▸ Stated problem
Write out all the data again, exactly as it stands.

▸ Records for this exercise

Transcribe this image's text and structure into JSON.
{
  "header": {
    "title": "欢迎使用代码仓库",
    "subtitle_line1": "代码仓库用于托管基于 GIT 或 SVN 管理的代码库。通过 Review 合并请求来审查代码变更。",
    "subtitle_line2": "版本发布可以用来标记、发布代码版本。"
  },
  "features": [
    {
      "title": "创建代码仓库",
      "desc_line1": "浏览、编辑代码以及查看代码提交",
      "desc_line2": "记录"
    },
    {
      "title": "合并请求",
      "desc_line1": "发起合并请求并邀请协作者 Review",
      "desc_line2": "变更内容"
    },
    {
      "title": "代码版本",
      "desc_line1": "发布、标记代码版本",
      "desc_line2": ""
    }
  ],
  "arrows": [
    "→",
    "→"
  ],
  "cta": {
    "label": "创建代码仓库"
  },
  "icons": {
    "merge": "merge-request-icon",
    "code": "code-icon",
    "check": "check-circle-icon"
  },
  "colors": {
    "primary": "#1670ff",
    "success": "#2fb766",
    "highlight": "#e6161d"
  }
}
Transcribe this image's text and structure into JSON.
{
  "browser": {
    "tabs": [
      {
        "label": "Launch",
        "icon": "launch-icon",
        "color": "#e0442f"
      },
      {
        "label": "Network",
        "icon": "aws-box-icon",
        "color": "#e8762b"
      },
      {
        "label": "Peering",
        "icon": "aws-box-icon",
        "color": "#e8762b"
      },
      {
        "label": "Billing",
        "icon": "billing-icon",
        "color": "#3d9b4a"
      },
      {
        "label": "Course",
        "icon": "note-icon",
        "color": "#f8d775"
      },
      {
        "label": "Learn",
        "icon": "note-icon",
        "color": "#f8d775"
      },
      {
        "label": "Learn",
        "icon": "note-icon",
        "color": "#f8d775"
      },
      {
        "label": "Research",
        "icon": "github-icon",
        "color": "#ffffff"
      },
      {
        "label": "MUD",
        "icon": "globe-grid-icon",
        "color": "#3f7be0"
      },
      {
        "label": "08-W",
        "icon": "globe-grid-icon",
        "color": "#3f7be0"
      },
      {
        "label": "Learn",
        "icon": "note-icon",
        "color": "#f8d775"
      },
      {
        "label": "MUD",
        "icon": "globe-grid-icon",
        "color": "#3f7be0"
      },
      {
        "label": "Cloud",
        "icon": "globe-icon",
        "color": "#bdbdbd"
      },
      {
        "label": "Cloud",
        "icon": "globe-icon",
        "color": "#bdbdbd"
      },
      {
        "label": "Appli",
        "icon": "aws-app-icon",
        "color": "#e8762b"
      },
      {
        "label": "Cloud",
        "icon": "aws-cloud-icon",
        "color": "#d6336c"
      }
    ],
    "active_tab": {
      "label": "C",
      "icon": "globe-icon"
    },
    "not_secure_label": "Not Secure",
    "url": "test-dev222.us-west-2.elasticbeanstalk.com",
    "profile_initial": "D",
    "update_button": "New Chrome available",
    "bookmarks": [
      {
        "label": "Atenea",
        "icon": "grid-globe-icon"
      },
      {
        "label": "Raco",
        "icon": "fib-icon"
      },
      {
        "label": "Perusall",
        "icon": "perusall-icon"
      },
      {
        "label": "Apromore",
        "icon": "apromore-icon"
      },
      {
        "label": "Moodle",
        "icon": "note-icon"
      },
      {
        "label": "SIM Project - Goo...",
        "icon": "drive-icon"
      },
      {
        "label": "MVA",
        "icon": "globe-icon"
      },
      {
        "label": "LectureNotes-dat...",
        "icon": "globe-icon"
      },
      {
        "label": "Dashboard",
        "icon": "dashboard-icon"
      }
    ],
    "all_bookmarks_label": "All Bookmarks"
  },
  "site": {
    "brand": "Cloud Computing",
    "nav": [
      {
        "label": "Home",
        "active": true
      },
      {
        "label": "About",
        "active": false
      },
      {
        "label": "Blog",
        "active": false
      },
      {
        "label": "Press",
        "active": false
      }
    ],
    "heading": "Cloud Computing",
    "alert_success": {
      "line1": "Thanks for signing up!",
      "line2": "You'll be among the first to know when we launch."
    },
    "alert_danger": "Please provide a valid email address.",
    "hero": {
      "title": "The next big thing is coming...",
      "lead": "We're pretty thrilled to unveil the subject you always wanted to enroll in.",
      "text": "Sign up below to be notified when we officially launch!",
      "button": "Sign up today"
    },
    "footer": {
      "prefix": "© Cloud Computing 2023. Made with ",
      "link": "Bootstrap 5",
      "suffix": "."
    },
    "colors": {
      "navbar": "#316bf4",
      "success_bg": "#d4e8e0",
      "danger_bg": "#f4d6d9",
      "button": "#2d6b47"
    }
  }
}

▸ Result
Transcribe this image's text and structure into JSON.
{
  "header": {
    "title": "欢迎使用代码仓库",
    "subtitle_line1": "代码仓库用于托管基于 GIT 或 SVN 管理的代码库。通过 Review 合并请求来审查代码变更。",
    "subtitle_line2": "版本发布可以用来标记、发布代码版本。"
  },
  "features": [
    {
      "title": "创建代码仓库",
      "desc_line1": "浏览、编辑代码以及查看代码提交",
      "desc_line2": "记录"
    },
    {
      "title": "合并请求",
      "desc_line1": "发起合并请求并邀请协作者 Review",
      "desc_line2": "变更内容"
    },
    {
      "title": "代码版本",
      "desc_line1": "发布、标记代码版本",
      "desc_line2": ""
    }
  ],
  "arrows": [
    "→",
    "→"
  ],
  "cta": {
    "label": "创建代码仓库"
  },
  "icons": {
    "merge": "merge-request-icon",
    "code": "code-icon",
    "check": "check-circle-icon"
  },
  "colors": {
    "primary": "#1670ff",
    "success": "#2fb766",
    "highlight": "#e6161d"
  }
}
Transcribe this image's text and structure into JSON.
{
  "browser": {
    "tabs": [
      {
        "label": "Launch",
        "icon": "launch-icon",
        "color": "#e0442f"
      },
      {
        "label": "Network",
        "icon": "aws-box-icon",
        "color": "#e8762b"
      },
      {
        "label": "Peering",
        "icon": "aws-box-icon",
        "color": "#e8762b"
      },
      {
        "label": "Billing",
        "icon": "billing-icon",
        "color": "#3d9b4a"
      },
      {
        "label": "Course",
        "icon": "note-icon",
        "color": "#f8d775"
      },
      {
        "label": "Learn",
        "icon": "note-icon",
        "color": "#f8d775"
      },
      {
        "label": "Learn",
        "icon": "note-icon",
        "color": "#f8d775"
      },
      {
        "label": "Research",
        "icon": "github-icon",
        "color": "#ffffff"
      },
      {
        "label": "MUD",
        "icon": "globe-grid-icon",
        "color": "#3f7be0"
      },
      {
        "label": "08-W",
        "icon": "globe-grid-icon",
        "color": "#3f7be0"
      },
      {
        "label": "Learn",
        "icon": "note-icon",
        "color": "#f8d775"
      },
      {
        "label": "MUD",
        "icon": "globe-grid-icon",
        "color": "#3f7be0"
      },
      {
        "label": "Cloud",
        "icon": "globe-icon",
        "color": "#bdbdbd"
      },
      {
        "label": "Cloud",
        "icon": "globe-icon",
        "color": "#bdbdbd"
      },
      {
        "label": "Appli",
        "icon": "aws-app-icon",
        "color": "#e8762b"
      },
      {
        "label": "Cloud",
        "icon": "aws-cloud-icon",
        "color": "#d6336c"
      }
    ],
    "active_tab": {
      "label": "C",
      "icon": "globe-icon"
    },
    "not_secure_label": "Not Secure",
    "url": "test-dev222.us-west-2.elasticbeanstalk.com",
    "profile_initial": "D",
    "update_button": "New Chrome available",
    "bookmarks": [
      {
        "label": "Atenea",
        "icon": "grid-globe-icon"
      },
      {
        "label": "Raco",
        "icon": "fib-icon"
      },
      {
        "label": "Perusall",
        "icon": "perusall-icon"
      },
      {
        "label": "Apromore",
        "icon": "apromore-icon"
      },
      {
        "label": "Moodle",
        "icon": "note-icon"
      },
      {
        "label": "SIM Project - Goo...",
        "icon": "drive-icon"
      },
      {
        "label": "MVA",
        "icon": "globe-icon"
      },
      {
        "label": "LectureNotes-dat...",
        "icon": "globe-icon"
      },
      {
        "label": "Dashboard",
        "icon": "dashboard-icon"
      }
    ],
    "all_bookmarks_label": "All Bookmarks"
  },
  "site": {
    "brand": "Cloud Computing",
    "nav": [
      {
        "label": "Home",
        "active": true
      },
      {
        "label": "About",
        "active": false
      },
      {
        "label": "Blog",
        "active": false
      },
      {
        "label": "Press",
        "active": false
      }
    ],
    "heading": "Cloud Computing",
    "alert_success": {
      "line1": "Thanks for signing up!",
      "line2": "You'll be among the first to know when we launch."
    },
    "alert_danger": "Please provide a valid email address.",
    "hero": {
      "title": "The next big thing is coming...",
      "lead": "We're pretty thrilled to unveil the subject you always wanted to enroll in.",
      "text": "Sign up below to be notified when we officially launch!",
      "button": "Sign up today"
    },
    "footer": {
      "prefix": "© Cloud Computing 2023. Made with ",
      "link": "Bootstrap 5",
      "suffix": "."
    },
    "colors": {
      "navbar": "#316bf4",
      "success_bg": "#d4e8e0",
      "danger_bg": "#f4d6d9",
      "button": "#2d6b47"
    }
  }
}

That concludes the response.